*Written request*. Repeat the entire listing exactly as written.

*Extracted material*.

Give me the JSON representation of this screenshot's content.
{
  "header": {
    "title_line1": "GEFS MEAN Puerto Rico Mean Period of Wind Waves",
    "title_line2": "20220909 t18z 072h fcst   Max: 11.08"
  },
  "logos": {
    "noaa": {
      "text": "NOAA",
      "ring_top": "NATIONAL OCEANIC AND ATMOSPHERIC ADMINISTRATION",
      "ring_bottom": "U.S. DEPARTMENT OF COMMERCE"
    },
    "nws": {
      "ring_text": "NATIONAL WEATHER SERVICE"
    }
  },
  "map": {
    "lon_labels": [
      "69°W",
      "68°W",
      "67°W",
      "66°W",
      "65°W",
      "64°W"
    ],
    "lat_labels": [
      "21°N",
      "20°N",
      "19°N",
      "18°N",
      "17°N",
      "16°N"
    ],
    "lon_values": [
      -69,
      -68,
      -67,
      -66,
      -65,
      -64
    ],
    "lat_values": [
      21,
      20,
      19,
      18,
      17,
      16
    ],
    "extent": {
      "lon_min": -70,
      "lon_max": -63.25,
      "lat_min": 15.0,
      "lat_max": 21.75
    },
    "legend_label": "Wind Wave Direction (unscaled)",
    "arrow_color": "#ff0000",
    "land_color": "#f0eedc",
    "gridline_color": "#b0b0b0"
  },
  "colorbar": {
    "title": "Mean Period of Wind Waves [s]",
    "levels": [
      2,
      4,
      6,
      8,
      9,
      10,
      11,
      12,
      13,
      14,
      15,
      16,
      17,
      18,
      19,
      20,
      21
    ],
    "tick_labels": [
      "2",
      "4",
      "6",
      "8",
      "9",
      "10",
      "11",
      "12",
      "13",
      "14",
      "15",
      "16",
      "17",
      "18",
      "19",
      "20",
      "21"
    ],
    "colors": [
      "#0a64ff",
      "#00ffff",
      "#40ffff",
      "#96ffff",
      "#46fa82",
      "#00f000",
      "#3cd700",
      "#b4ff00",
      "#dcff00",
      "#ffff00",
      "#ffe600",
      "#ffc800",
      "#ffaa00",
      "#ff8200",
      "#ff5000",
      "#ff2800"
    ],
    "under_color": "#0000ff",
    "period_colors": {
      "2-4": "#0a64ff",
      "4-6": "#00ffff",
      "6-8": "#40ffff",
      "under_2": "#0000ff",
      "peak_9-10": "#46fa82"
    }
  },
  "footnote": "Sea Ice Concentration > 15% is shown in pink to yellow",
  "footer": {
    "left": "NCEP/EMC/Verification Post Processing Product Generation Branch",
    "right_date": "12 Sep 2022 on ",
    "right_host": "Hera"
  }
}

*Output for this task*.
Give me the JSON representation of this screenshot's content.
{
  "header": {
    "title_line1": "GEFS MEAN Puerto Rico Mean Period of Wind Waves",
    "title_line2": "20220909 t18z 072h fcst   Max: 11.08"
  },
  "logos": {
    "noaa": {
      "text": "NOAA",
      "ring_top": "NATIONAL OCEANIC AND ATMOSPHERIC ADMINISTRATION",
      "ring_bottom": "U.S. DEPARTMENT OF COMMERCE"
    },
    "nws": {
      "ring_text": "NATIONAL WEATHER SERVICE"
    }
  },
  "map": {
    "lon_labels": [
      "69°W",
      "68°W",
      "67°W",
      "66°W",
      "65°W",
      "64°W"
    ],
    "lat_labels": [
      "21°N",
      "20°N",
      "19°N",
      "18°N",
      "17°N",
      "16°N"
    ],
    "lon_values": [
      -69,
      -68,
      -67,
      -66,
      -65,
      -64
    ],
    "lat_values": [
      21,
      20,
      19,
      18,
      17,
      16
    ],
    "extent": {
      "lon_min": -70,
      "lon_max": -63.25,
      "lat_min": 15.0,
      "lat_max": 21.75
    },
    "legend_label": "Wind Wave Direction (unscaled)",
    "arrow_color": "#ff0000",
    "land_color": "#f0eedc",
    "gridline_color": "#b0b0b0"
  },
  "colorbar": {
    "title": "Mean Period of Wind Waves [s]",
    "levels": [
      2,
      4,
      6,
      8,
      9,
      10,
      11,
      12,
      13,
      14,
      15,
      16,
      17,
      18,
      19,
      20,
      21
    ],
    "tick_labels": [
      "2",
      "4",
      "6",
      "8",
      "9",
      "10",
      "11",
      "12",
      "13",
      "14",
      "15",
      "16",
      "17",
      "18",
      "19",
      "20",
      "21"
    ],
    "colors": [
      "#0a64ff",
      "#00ffff",
      "#40ffff",
      "#96ffff",
      "#46fa82",
      "#00f000",
      "#3cd700",
      "#b4ff00",
      "#dcff00",
      "#ffff00",
      "#ffe600",
      "#ffc800",
      "#ffaa00",
      "#ff8200",
      "#ff5000",
      "#ff2800"
    ],
    "under_color": "#0000ff",
    "period_colors": {
      "2-4": "#0a64ff",
      "4-6": "#00ffff",
      "6-8": "#40ffff",
      "under_2": "#0000ff",
      "peak_9-10": "#46fa82"
    }
  },
  "footnote": "Sea Ice Concentration > 15% is shown in pink to yellow",
  "footer": {
    "left": "NCEP/EMC/Verification Post Processing Product Generation Branch",
    "right_date": "12 Sep 2022 on ",
    "right_host": "Hera"
  }
}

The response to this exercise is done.